## JOB
Print out each entry below exactly, please.

====

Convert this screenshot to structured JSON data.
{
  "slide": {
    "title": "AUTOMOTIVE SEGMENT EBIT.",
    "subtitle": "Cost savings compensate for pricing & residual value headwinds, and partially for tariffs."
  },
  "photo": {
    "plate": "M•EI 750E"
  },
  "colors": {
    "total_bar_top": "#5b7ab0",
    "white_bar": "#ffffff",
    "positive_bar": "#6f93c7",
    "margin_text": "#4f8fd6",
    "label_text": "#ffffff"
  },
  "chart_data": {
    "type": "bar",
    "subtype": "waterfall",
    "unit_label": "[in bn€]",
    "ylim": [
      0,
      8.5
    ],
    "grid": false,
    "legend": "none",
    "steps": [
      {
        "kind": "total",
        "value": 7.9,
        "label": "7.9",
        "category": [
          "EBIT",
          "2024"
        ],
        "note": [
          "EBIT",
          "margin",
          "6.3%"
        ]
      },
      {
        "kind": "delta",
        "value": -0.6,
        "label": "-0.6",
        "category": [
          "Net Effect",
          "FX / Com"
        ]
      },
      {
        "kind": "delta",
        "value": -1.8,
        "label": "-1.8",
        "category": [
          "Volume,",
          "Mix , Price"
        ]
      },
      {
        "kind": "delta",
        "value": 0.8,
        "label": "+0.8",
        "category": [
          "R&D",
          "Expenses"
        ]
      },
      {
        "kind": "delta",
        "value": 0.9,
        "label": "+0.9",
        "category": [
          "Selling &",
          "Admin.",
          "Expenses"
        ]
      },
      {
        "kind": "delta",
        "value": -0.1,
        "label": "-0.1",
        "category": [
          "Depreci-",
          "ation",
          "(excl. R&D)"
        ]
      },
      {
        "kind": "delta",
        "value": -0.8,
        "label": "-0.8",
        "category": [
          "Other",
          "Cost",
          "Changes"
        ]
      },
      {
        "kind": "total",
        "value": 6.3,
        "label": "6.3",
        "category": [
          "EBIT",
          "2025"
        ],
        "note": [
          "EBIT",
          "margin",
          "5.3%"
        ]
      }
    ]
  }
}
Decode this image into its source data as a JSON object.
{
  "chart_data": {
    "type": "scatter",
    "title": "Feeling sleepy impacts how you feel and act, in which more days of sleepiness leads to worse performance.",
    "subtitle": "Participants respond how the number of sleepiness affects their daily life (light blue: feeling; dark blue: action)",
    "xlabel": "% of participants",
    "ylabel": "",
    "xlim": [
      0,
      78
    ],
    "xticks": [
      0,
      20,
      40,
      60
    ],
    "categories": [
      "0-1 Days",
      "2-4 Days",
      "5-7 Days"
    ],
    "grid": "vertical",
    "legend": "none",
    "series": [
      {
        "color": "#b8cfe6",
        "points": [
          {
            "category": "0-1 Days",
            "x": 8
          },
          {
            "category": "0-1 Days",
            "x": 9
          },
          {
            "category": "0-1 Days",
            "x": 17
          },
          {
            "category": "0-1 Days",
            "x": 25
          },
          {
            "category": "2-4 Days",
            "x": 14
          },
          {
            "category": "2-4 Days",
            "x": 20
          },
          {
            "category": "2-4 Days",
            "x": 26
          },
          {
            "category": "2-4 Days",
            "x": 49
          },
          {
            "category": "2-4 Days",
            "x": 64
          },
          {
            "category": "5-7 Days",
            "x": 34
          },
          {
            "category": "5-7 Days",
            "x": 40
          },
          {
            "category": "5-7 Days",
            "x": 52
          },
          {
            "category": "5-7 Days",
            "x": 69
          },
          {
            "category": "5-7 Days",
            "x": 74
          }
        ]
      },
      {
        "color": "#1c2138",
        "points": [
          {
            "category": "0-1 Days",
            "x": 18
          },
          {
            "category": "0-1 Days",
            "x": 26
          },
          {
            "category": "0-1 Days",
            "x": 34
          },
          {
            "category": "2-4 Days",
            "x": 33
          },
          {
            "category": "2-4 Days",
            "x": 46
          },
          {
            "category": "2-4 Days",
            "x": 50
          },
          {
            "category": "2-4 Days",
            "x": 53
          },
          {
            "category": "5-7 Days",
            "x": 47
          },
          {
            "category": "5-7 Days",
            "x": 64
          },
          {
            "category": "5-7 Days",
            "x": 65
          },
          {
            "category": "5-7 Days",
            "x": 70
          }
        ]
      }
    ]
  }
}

====

## THE COMPLETED TASK
Convert this screenshot to structured JSON data.
{
  "slide": {
    "title": "AUTOMOTIVE SEGMENT EBIT.",
    "subtitle": "Cost savings compensate for pricing & residual value headwinds, and partially for tariffs."
  },
  "photo": {
    "plate": "M•EI 750E"
  },
  "colors": {
    "total_bar_top": "#5b7ab0",
    "white_bar": "#ffffff",
    "positive_bar": "#6f93c7",
    "margin_text": "#4f8fd6",
    "label_text": "#ffffff"
  },
  "chart_data": {
    "type": "bar",
    "subtype": "waterfall",
    "unit_label": "[in bn€]",
    "ylim": [
      0,
      8.5
    ],
    "grid": false,
    "legend": "none",
    "steps": [
      {
        "kind": "total",
        "value": 7.9,
        "label": "7.9",
        "category": [
          "EBIT",
          "2024"
        ],
        "note": [
          "EBIT",
          "margin",
          "6.3%"
        ]
      },
      {
        "kind": "delta",
        "value": -0.6,
        "label": "-0.6",
        "category": [
          "Net Effect",
          "FX / Com"
        ]
      },
      {
        "kind": "delta",
        "value": -1.8,
        "label": "-1.8",
        "category": [
          "Volume,",
          "Mix , Price"
        ]
      },
      {
        "kind": "delta",
        "value": 0.8,
        "label": "+0.8",
        "category": [
          "R&D",
          "Expenses"
        ]
      },
      {
        "kind": "delta",
        "value": 0.9,
        "label": "+0.9",
        "category": [
          "Selling &",
          "Admin.",
          "Expenses"
        ]
      },
      {
        "kind": "delta",
        "value": -0.1,
        "label": "-0.1",
        "category": [
          "Depreci-",
          "ation",
          "(excl. R&D)"
        ]
      },
      {
        "kind": "delta",
        "value": -0.8,
        "label": "-0.8",
        "category": [
          "Other",
          "Cost",
          "Changes"
        ]
      },
      {
        "kind": "total",
        "value": 6.3,
        "label": "6.3",
        "category": [
          "EBIT",
          "2025"
        ],
        "note": [
          "EBIT",
          "margin",
          "5.3%"
        ]
      }
    ]
  }
}
Decode this image into its source data as a JSON object.
{
  "chart_data": {
    "type": "scatter",
    "title": "Feeling sleepy impacts how you feel and act, in which more days of sleepiness leads to worse performance.",
    "subtitle": "Participants respond how the number of sleepiness affects their daily life (light blue: feeling; dark blue: action)",
    "xlabel": "% of participants",
    "ylabel": "",
    "xlim": [
      0,
      78
    ],
    "xticks": [
      0,
      20,
      40,
      60
    ],
    "categories": [
      "0-1 Days",
      "2-4 Days",
      "5-7 Days"
    ],
    "grid": "vertical",
    "legend": "none",
    "series": [
      {
        "color": "#b8cfe6",
        "points": [
          {
            "category": "0-1 Days",
            "x": 8
          },
          {
            "category": "0-1 Days",
            "x": 9
          },
          {
            "category": "0-1 Days",
            "x": 17
          },
          {
            "category": "0-1 Days",
            "x": 25
          },
          {
            "category": "2-4 Days",
            "x": 14
          },
          {
            "category": "2-4 Days",
            "x": 20
          },
          {
            "category": "2-4 Days",
            "x": 26
          },
          {
            "category": "2-4 Days",
            "x": 49
          },
          {
            "category": "2-4 Days",
            "x": 64
          },
          {
            "category": "5-7 Days",
            "x": 34
          },
          {
            "category": "5-7 Days",
            "x": 40
          },
          {
            "category": "5-7 Days",
            "x": 52
          },
          {
            "category": "5-7 Days",
            "x": 69
          },
          {
            "category": "5-7 Days",
            "x": 74
          }
        ]
      },
      {
        "color": "#1c2138",
        "points": [
          {
            "category": "0-1 Days",
            "x": 18
          },
          {
            "category": "0-1 Days",
            "x": 26
          },
          {
            "category": "0-1 Days",
            "x": 34
          },
          {
            "category": "2-4 Days",
            "x": 33
          },
          {
            "category": "2-4 Days",
            "x": 46
          },
          {
            "category": "2-4 Days",
            "x": 50
          },
          {
            "category": "2-4 Days",
            "x": 53
          },
          {
            "category": "5-7 Days",
            "x": 47
          },
          {
            "category": "5-7 Days",
            "x": 64
          },
          {
            "category": "5-7 Days",
            "x": 65
          },
          {
            "category": "5-7 Days",
            "x": 70
          }
        ]
      }
    ]
  }
}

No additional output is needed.